▸ **Problem**
Copy every line of the data exactly, leaving nothing out.

----------

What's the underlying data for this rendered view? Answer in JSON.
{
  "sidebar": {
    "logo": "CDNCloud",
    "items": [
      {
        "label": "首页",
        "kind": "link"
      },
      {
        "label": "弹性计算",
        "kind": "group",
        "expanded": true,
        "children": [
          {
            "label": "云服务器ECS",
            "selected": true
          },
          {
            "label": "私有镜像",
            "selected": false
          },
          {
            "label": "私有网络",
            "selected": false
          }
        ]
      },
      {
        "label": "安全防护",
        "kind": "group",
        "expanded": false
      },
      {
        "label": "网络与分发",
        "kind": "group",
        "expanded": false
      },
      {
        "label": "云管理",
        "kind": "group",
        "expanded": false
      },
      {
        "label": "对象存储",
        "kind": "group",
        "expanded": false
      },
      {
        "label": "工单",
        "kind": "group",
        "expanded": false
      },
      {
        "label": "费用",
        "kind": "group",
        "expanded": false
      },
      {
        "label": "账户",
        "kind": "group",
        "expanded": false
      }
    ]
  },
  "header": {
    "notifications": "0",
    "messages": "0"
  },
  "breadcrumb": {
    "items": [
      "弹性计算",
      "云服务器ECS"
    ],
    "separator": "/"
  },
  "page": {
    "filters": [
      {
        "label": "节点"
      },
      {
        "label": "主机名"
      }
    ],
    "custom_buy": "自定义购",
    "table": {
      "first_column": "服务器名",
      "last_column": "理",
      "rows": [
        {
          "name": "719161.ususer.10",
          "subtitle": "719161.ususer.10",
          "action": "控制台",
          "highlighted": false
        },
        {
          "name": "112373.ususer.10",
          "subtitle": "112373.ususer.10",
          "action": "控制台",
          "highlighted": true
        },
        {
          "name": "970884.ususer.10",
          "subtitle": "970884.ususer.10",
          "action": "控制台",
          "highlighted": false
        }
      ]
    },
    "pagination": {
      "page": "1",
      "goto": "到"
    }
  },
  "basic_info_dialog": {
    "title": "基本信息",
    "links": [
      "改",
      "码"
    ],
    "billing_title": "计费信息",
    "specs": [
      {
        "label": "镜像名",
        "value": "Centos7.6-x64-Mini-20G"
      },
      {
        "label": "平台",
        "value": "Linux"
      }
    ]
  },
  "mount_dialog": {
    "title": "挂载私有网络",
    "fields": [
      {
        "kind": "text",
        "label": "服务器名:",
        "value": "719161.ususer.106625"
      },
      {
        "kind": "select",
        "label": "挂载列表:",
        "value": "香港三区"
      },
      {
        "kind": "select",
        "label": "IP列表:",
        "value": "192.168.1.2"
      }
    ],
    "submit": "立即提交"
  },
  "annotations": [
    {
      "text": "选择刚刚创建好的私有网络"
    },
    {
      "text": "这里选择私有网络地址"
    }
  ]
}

----------

▸ **Exercise output**
What's the underlying data for this rendered view? Answer in JSON.
{
  "sidebar": {
    "logo": "CDNCloud",
    "items": [
      {
        "label": "首页",
        "kind": "link"
      },
      {
        "label": "弹性计算",
        "kind": "group",
        "expanded": true,
        "children": [
          {
            "label": "云服务器ECS",
            "selected": true
          },
          {
            "label": "私有镜像",
            "selected": false
          },
          {
            "label": "私有网络",
            "selected": false
          }
        ]
      },
      {
        "label": "安全防护",
        "kind": "group",
        "expanded": false
      },
      {
        "label": "网络与分发",
        "kind": "group",
        "expanded": false
      },
      {
        "label": "云管理",
        "kind": "group",
        "expanded": false
      },
      {
        "label": "对象存储",
        "kind": "group",
        "expanded": false
      },
      {
        "label": "工单",
        "kind": "group",
        "expanded": false
      },
      {
        "label": "费用",
        "kind": "group",
        "expanded": false
      },
      {
        "label": "账户",
        "kind": "group",
        "expanded": false
      }
    ]
  },
  "header": {
    "notifications": "0",
    "messages": "0"
  },
  "breadcrumb": {
    "items": [
      "弹性计算",
      "云服务器ECS"
    ],
    "separator": "/"
  },
  "page": {
    "filters": [
      {
        "label": "节点"
      },
      {
        "label": "主机名"
      }
    ],
    "custom_buy": "自定义购",
    "table": {
      "first_column": "服务器名",
      "last_column": "理",
      "rows": [
        {
          "name": "719161.ususer.10",
          "subtitle": "719161.ususer.10",
          "action": "控制台",
          "highlighted": false
        },
        {
          "name": "112373.ususer.10",
          "subtitle": "112373.ususer.10",
          "action": "控制台",
          "highlighted": true
        },
        {
          "name": "970884.ususer.10",
          "subtitle": "970884.ususer.10",
          "action": "控制台",
          "highlighted": false
        }
      ]
    },
    "pagination": {
      "page": "1",
      "goto": "到"
    }
  },
  "basic_info_dialog": {
    "title": "基本信息",
    "links": [
      "改",
      "码"
    ],
    "billing_title": "计费信息",
    "specs": [
      {
        "label": "镜像名",
        "value": "Centos7.6-x64-Mini-20G"
      },
      {
        "label": "平台",
        "value": "Linux"
      }
    ]
  },
  "mount_dialog": {
    "title": "挂载私有网络",
    "fields": [
      {
        "kind": "text",
        "label": "服务器名:",
        "value": "719161.ususer.106625"
      },
      {
        "kind": "select",
        "label": "挂载列表:",
        "value": "香港三区"
      },
      {
        "kind": "select",
        "label": "IP列表:",
        "value": "192.168.1.2"
      }
    ],
    "submit": "立即提交"
  },
  "annotations": [
    {
      "text": "选择刚刚创建好的私有网络"
    },
    {
      "text": "这里选择私有网络地址"
    }
  ]
}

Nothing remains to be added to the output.